=== Given problem ===
Copy the data below exactly.

=== Data for processing ===

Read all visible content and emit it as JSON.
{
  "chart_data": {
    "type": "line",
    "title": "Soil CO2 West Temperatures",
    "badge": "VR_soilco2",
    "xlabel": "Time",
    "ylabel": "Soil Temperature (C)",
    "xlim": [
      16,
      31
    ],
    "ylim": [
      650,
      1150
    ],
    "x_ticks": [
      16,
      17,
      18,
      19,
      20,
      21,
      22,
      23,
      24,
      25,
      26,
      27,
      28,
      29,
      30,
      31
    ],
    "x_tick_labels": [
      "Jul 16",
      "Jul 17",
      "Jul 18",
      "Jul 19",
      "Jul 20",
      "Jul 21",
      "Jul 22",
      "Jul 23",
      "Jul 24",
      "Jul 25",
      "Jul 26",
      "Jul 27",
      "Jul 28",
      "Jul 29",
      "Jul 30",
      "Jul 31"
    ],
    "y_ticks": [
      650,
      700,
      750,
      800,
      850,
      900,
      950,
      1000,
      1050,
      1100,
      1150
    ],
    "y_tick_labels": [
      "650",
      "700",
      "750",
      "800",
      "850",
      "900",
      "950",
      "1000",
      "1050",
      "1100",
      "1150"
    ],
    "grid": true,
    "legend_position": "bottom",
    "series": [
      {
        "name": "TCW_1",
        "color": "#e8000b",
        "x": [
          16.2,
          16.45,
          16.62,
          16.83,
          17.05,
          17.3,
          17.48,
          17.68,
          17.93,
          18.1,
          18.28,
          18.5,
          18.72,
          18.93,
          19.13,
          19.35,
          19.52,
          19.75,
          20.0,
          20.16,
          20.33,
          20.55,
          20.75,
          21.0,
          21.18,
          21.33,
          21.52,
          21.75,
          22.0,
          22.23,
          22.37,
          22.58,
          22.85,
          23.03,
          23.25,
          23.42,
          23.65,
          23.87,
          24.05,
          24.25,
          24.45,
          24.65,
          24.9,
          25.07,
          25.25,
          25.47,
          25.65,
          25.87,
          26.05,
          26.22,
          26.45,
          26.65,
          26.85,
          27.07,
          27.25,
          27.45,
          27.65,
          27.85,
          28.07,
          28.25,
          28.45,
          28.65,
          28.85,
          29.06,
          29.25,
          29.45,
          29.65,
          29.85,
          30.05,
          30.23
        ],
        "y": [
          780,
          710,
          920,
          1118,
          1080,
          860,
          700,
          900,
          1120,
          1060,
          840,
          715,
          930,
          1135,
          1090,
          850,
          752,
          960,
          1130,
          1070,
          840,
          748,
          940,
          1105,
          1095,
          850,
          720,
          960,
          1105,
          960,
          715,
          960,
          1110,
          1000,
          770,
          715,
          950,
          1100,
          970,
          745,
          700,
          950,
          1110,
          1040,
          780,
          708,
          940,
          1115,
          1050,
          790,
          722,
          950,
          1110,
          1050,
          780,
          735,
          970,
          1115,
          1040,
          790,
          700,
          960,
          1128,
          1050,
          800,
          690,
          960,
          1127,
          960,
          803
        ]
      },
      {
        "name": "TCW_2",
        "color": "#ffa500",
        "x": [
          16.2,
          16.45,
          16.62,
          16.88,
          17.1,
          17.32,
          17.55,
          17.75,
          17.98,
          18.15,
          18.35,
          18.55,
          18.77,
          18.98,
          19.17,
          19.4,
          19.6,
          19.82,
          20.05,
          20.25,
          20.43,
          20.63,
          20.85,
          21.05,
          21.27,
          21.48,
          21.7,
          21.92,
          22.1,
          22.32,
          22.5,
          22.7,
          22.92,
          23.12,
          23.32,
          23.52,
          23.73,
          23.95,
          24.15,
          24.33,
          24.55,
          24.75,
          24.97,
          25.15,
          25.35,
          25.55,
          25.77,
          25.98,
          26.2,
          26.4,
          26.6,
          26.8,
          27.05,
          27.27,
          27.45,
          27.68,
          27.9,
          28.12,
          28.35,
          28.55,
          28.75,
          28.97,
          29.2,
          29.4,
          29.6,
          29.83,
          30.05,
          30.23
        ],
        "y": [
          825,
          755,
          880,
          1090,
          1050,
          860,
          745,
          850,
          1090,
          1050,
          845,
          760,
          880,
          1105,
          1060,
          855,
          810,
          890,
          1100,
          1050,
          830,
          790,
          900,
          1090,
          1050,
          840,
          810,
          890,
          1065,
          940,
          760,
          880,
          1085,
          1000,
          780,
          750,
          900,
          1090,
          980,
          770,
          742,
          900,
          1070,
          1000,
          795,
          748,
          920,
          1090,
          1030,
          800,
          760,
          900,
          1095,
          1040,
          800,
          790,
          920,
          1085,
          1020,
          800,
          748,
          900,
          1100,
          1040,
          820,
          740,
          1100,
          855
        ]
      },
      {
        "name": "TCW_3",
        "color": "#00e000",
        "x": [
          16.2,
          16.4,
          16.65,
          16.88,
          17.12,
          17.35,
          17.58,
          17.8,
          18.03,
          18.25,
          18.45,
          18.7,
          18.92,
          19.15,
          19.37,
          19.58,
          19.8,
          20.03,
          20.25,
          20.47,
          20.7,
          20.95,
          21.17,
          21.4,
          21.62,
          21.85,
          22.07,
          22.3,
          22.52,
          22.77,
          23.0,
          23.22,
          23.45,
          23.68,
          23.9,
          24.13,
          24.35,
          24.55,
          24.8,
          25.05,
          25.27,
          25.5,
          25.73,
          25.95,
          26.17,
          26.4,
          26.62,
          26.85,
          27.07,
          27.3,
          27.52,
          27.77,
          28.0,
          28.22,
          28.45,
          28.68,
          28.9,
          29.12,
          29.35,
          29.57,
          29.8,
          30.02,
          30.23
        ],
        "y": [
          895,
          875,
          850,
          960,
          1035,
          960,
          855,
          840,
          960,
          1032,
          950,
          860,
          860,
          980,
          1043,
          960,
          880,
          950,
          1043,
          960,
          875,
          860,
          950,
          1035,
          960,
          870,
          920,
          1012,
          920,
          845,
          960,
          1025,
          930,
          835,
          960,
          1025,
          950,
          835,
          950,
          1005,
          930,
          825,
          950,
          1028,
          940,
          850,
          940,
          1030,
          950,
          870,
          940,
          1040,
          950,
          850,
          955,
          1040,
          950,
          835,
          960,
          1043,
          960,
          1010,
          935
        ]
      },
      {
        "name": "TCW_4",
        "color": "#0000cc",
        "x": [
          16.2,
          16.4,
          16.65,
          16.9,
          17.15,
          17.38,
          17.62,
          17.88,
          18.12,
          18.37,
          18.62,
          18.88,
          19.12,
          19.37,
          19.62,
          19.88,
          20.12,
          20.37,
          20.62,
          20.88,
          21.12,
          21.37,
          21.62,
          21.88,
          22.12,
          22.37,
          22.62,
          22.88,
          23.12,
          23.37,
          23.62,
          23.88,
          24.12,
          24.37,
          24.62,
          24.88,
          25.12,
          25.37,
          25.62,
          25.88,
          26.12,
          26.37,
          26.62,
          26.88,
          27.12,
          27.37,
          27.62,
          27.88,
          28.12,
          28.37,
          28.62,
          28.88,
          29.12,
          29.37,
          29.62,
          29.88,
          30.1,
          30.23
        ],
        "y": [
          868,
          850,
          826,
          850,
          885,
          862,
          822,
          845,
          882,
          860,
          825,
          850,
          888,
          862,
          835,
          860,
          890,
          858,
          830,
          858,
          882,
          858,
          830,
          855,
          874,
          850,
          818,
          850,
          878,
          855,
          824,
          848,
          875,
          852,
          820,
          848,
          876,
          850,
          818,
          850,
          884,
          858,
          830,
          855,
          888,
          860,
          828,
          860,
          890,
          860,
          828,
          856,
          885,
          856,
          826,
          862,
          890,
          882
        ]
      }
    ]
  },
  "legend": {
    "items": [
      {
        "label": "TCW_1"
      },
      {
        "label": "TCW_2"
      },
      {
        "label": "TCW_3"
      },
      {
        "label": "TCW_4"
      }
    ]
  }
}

=== Response to this task ===
Read all visible content and emit it as JSON.
{
  "chart_data": {
    "type": "line",
    "title": "Soil CO2 West Temperatures",
    "badge": "VR_soilco2",
    "xlabel": "Time",
    "ylabel": "Soil Temperature (C)",
    "xlim": [
      16,
      31
    ],
    "ylim": [
      650,
      1150
    ],
    "x_ticks": [
      16,
      17,
      18,
      19,
      20,
      21,
      22,
      23,
      24,
      25,
      26,
      27,
      28,
      29,
      30,
      31
    ],
    "x_tick_labels": [
      "Jul 16",
      "Jul 17",
      "Jul 18",
      "Jul 19",
      "Jul 20",
      "Jul 21",
      "Jul 22",
      "Jul 23",
      "Jul 24",
      "Jul 25",
      "Jul 26",
      "Jul 27",
      "Jul 28",
      "Jul 29",
      "Jul 30",
      "Jul 31"
    ],
    "y_ticks": [
      650,
      700,
      750,
      800,
      850,
      900,
      950,
      1000,
      1050,
      1100,
      1150
    ],
    "y_tick_labels": [
      "650",
      "700",
      "750",
      "800",
      "850",
      "900",
      "950",
      "1000",
      "1050",
      "1100",
      "1150"
    ],
    "grid": true,
    "legend_position": "bottom",
    "series": [
      {
        "name": "TCW_1",
        "color": "#e8000b",
        "x": [
          16.2,
          16.45,
          16.62,
          16.83,
          17.05,
          17.3,
          17.48,
          17.68,
          17.93,
          18.1,
          18.28,
          18.5,
          18.72,
          18.93,
          19.13,
          19.35,
          19.52,
          19.75,
          20.0,
          20.16,
          20.33,
          20.55,
          20.75,
          21.0,
          21.18,
          21.33,
          21.52,
          21.75,
          22.0,
          22.23,
          22.37,
          22.58,
          22.85,
          23.03,
          23.25,
          23.42,
          23.65,
          23.87,
          24.05,
          24.25,
          24.45,
          24.65,
          24.9,
          25.07,
          25.25,
          25.47,
          25.65,
          25.87,
          26.05,
          26.22,
          26.45,
          26.65,
          26.85,
          27.07,
          27.25,
          27.45,
          27.65,
          27.85,
          28.07,
          28.25,
          28.45,
          28.65,
          28.85,
          29.06,
          29.25,
          29.45,
          29.65,
          29.85,
          30.05,
          30.23
        ],
        "y": [
          780,
          710,
          920,
          1118,
          1080,
          860,
          700,
          900,
          1120,
          1060,
          840,
          715,
          930,
          1135,
          1090,
          850,
          752,
          960,
          1130,
          1070,
          840,
          748,
          940,
          1105,
          1095,
          850,
          720,
          960,
          1105,
          960,
          715,
          960,
          1110,
          1000,
          770,
          715,
          950,
          1100,
          970,
          745,
          700,
          950,
          1110,
          1040,
          780,
          708,
          940,
          1115,
          1050,
          790,
          722,
          950,
          1110,
          1050,
          780,
          735,
          970,
          1115,
          1040,
          790,
          700,
          960,
          1128,
          1050,
          800,
          690,
          960,
          1127,
          960,
          803
        ]
      },
      {
        "name": "TCW_2",
        "color": "#ffa500",
        "x": [
          16.2,
          16.45,
          16.62,
          16.88,
          17.1,
          17.32,
          17.55,
          17.75,
          17.98,
          18.15,
          18.35,
          18.55,
          18.77,
          18.98,
          19.17,
          19.4,
          19.6,
          19.82,
          20.05,
          20.25,
          20.43,
          20.63,
          20.85,
          21.05,
          21.27,
          21.48,
          21.7,
          21.92,
          22.1,
          22.32,
          22.5,
          22.7,
          22.92,
          23.12,
          23.32,
          23.52,
          23.73,
          23.95,
          24.15,
          24.33,
          24.55,
          24.75,
          24.97,
          25.15,
          25.35,
          25.55,
          25.77,
          25.98,
          26.2,
          26.4,
          26.6,
          26.8,
          27.05,
          27.27,
          27.45,
          27.68,
          27.9,
          28.12,
          28.35,
          28.55,
          28.75,
          28.97,
          29.2,
          29.4,
          29.6,
          29.83,
          30.05,
          30.23
        ],
        "y": [
          825,
          755,
          880,
          1090,
          1050,
          860,
          745,
          850,
          1090,
          1050,
          845,
          760,
          880,
          1105,
          1060,
          855,
          810,
          890,
          1100,
          1050,
          830,
          790,
          900,
          1090,
          1050,
          840,
          810,
          890,
          1065,
          940,
          760,
          880,
          1085,
          1000,
          780,
          750,
          900,
          1090,
          980,
          770,
          742,
          900,
          1070,
          1000,
          795,
          748,
          920,
          1090,
          1030,
          800,
          760,
          900,
          1095,
          1040,
          800,
          790,
          920,
          1085,
          1020,
          800,
          748,
          900,
          1100,
          1040,
          820,
          740,
          1100,
          855
        ]
      },
      {
        "name": "TCW_3",
        "color": "#00e000",
        "x": [
          16.2,
          16.4,
          16.65,
          16.88,
          17.12,
          17.35,
          17.58,
          17.8,
          18.03,
          18.25,
          18.45,
          18.7,
          18.92,
          19.15,
          19.37,
          19.58,
          19.8,
          20.03,
          20.25,
          20.47,
          20.7,
          20.95,
          21.17,
          21.4,
          21.62,
          21.85,
          22.07,
          22.3,
          22.52,
          22.77,
          23.0,
          23.22,
          23.45,
          23.68,
          23.9,
          24.13,
          24.35,
          24.55,
          24.8,
          25.05,
          25.27,
          25.5,
          25.73,
          25.95,
          26.17,
          26.4,
          26.62,
          26.85,
          27.07,
          27.3,
          27.52,
          27.77,
          28.0,
          28.22,
          28.45,
          28.68,
          28.9,
          29.12,
          29.35,
          29.57,
          29.8,
          30.02,
          30.23
        ],
        "y": [
          895,
          875,
          850,
          960,
          1035,
          960,
          855,
          840,
          960,
          1032,
          950,
          860,
          860,
          980,
          1043,
          960,
          880,
          950,
          1043,
          960,
          875,
          860,
          950,
          1035,
          960,
          870,
          920,
          1012,
          920,
          845,
          960,
          1025,
          930,
          835,
          960,
          1025,
          950,
          835,
          950,
          1005,
          930,
          825,
          950,
          1028,
          940,
          850,
          940,
          1030,
          950,
          870,
          940,
          1040,
          950,
          850,
          955,
          1040,
          950,
          835,
          960,
          1043,
          960,
          1010,
          935
        ]
      },
      {
        "name": "TCW_4",
        "color": "#0000cc",
        "x": [
          16.2,
          16.4,
          16.65,
          16.9,
          17.15,
          17.38,
          17.62,
          17.88,
          18.12,
          18.37,
          18.62,
          18.88,
          19.12,
          19.37,
          19.62,
          19.88,
          20.12,
          20.37,
          20.62,
          20.88,
          21.12,
          21.37,
          21.62,
          21.88,
          22.12,
          22.37,
          22.62,
          22.88,
          23.12,
          23.37,
          23.62,
          23.88,
          24.12,
          24.37,
          24.62,
          24.88,
          25.12,
          25.37,
          25.62,
          25.88,
          26.12,
          26.37,
          26.62,
          26.88,
          27.12,
          27.37,
          27.62,
          27.88,
          28.12,
          28.37,
          28.62,
          28.88,
          29.12,
          29.37,
          29.62,
          29.88,
          30.1,
          30.23
        ],
        "y": [
          868,
          850,
          826,
          850,
          885,
          862,
          822,
          845,
          882,
          860,
          825,
          850,
          888,
          862,
          835,
          860,
          890,
          858,
          830,
          858,
          882,
          858,
          830,
          855,
          874,
          850,
          818,
          850,
          878,
          855,
          824,
          848,
          875,
          852,
          820,
          848,
          876,
          850,
          818,
          850,
          884,
          858,
          830,
          855,
          888,
          860,
          828,
          860,
          890,
          860,
          828,
          856,
          885,
          856,
          826,
          862,
          890,
          882
        ]
      }
    ]
  },
  "legend": {
    "items": [
      {
        "label": "TCW_1"
      },
      {
        "label": "TCW_2"
      },
      {
        "label": "TCW_3"
      },
      {
        "label": "TCW_4"
      }
    ]
  }
}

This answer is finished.